▶ **Work to be completed**
With the pictures omitted, write out the entries that follow exactly as they stand.

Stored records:

========================================

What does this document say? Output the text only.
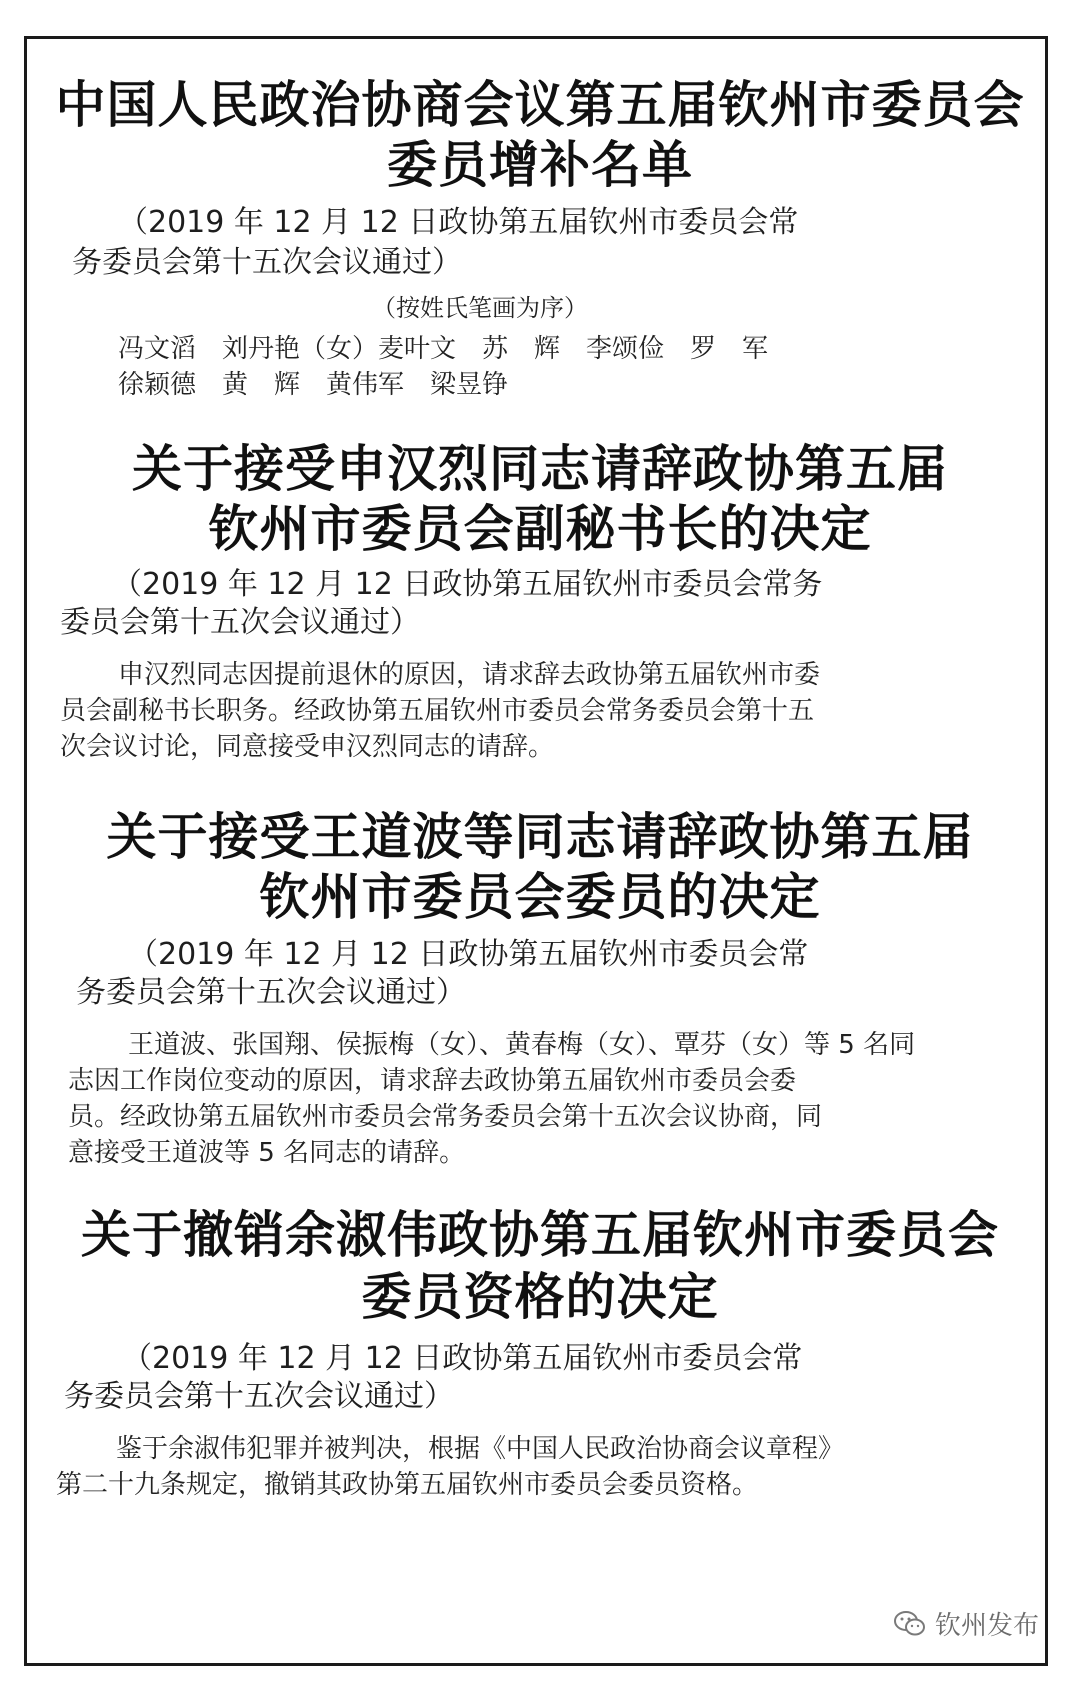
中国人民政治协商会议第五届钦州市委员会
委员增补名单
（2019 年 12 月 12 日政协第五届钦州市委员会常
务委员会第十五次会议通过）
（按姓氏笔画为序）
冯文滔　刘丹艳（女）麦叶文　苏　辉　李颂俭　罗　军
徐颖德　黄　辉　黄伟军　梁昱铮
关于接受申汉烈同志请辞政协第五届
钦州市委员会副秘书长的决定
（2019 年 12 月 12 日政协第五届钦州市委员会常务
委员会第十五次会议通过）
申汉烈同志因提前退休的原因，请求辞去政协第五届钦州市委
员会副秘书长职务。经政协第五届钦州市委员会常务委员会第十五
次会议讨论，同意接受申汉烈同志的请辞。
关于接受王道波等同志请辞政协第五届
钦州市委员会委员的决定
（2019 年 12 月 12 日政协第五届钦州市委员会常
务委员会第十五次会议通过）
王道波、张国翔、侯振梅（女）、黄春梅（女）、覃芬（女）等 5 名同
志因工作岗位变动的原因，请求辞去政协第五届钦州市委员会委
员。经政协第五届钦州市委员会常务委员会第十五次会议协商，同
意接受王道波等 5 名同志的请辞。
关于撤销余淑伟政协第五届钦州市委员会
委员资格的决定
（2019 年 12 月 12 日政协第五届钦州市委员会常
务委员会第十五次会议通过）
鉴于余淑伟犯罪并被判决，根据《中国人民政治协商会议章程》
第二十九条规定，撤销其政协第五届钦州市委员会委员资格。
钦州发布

========================================

▶ **Output for this task**
What does this document say? Output the text only.
中国人民政治协商会议第五届钦州市委员会
委员增补名单
（2019 年 12 月 12 日政协第五届钦州市委员会常
务委员会第十五次会议通过）
（按姓氏笔画为序）
冯文滔　刘丹艳（女）麦叶文　苏　辉　李颂俭　罗　军
徐颖德　黄　辉　黄伟军　梁昱铮
关于接受申汉烈同志请辞政协第五届
钦州市委员会副秘书长的决定
（2019 年 12 月 12 日政协第五届钦州市委员会常务
委员会第十五次会议通过）
申汉烈同志因提前退休的原因，请求辞去政协第五届钦州市委
员会副秘书长职务。经政协第五届钦州市委员会常务委员会第十五
次会议讨论，同意接受申汉烈同志的请辞。
关于接受王道波等同志请辞政协第五届
钦州市委员会委员的决定
（2019 年 12 月 12 日政协第五届钦州市委员会常
务委员会第十五次会议通过）
王道波、张国翔、侯振梅（女）、黄春梅（女）、覃芬（女）等 5 名同
志因工作岗位变动的原因，请求辞去政协第五届钦州市委员会委
员。经政协第五届钦州市委员会常务委员会第十五次会议协商，同
意接受王道波等 5 名同志的请辞。
关于撤销余淑伟政协第五届钦州市委员会
委员资格的决定
（2019 年 12 月 12 日政协第五届钦州市委员会常
务委员会第十五次会议通过）
鉴于余淑伟犯罪并被判决，根据《中国人民政治协商会议章程》
第二十九条规定，撤销其政协第五届钦州市委员会委员资格。
钦州发布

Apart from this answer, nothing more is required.